**** DATA EXTRACT

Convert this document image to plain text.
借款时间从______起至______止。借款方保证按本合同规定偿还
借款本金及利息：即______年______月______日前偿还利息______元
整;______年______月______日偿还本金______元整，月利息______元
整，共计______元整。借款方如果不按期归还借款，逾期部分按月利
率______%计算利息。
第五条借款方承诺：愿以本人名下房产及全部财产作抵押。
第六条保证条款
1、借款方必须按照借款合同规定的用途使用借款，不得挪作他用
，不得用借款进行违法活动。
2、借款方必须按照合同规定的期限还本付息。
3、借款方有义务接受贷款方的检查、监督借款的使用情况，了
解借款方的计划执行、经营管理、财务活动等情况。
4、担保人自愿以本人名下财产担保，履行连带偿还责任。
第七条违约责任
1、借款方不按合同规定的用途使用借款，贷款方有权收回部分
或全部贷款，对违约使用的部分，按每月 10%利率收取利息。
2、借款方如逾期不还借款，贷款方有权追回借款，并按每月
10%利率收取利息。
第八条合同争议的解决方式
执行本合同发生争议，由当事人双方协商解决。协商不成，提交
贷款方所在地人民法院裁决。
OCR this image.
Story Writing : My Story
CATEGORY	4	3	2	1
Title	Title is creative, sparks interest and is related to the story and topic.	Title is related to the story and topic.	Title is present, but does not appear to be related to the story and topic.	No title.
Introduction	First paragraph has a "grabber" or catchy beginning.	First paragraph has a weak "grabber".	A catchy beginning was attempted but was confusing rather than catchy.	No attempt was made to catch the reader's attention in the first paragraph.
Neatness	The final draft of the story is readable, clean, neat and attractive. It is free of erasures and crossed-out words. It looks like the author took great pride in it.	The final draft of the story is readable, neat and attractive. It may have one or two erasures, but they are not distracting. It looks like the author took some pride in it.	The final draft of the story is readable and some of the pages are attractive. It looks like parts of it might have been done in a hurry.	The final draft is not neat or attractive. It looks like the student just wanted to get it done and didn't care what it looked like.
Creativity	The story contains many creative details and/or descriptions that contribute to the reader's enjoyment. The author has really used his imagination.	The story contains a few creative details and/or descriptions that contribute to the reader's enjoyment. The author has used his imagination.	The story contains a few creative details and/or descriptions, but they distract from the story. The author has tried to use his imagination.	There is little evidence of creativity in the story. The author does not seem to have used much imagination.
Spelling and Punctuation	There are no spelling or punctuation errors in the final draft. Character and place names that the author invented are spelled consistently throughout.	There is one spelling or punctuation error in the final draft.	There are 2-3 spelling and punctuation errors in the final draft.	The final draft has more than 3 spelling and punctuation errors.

********

## TASK GOAL
Pick out and copy the lines of the material that include the word "than".

## ANSWER BELOW
Introduction	First paragraph has a "grabber" or catchy beginning.	First paragraph has a weak "grabber".	A catchy beginning was attempted but was confusing rather than catchy.	No attempt was made to catch the reader's attention in the first paragraph.
Spelling and Punctuation	There are no spelling or punctuation errors in the final draft. Character and place names that the author invented are spelled consistently throughout.	There is one spelling or punctuation error in the final draft.	There are 2-3 spelling and punctuation errors in the final draft.	The final draft has more than 3 spelling and punctuation errors.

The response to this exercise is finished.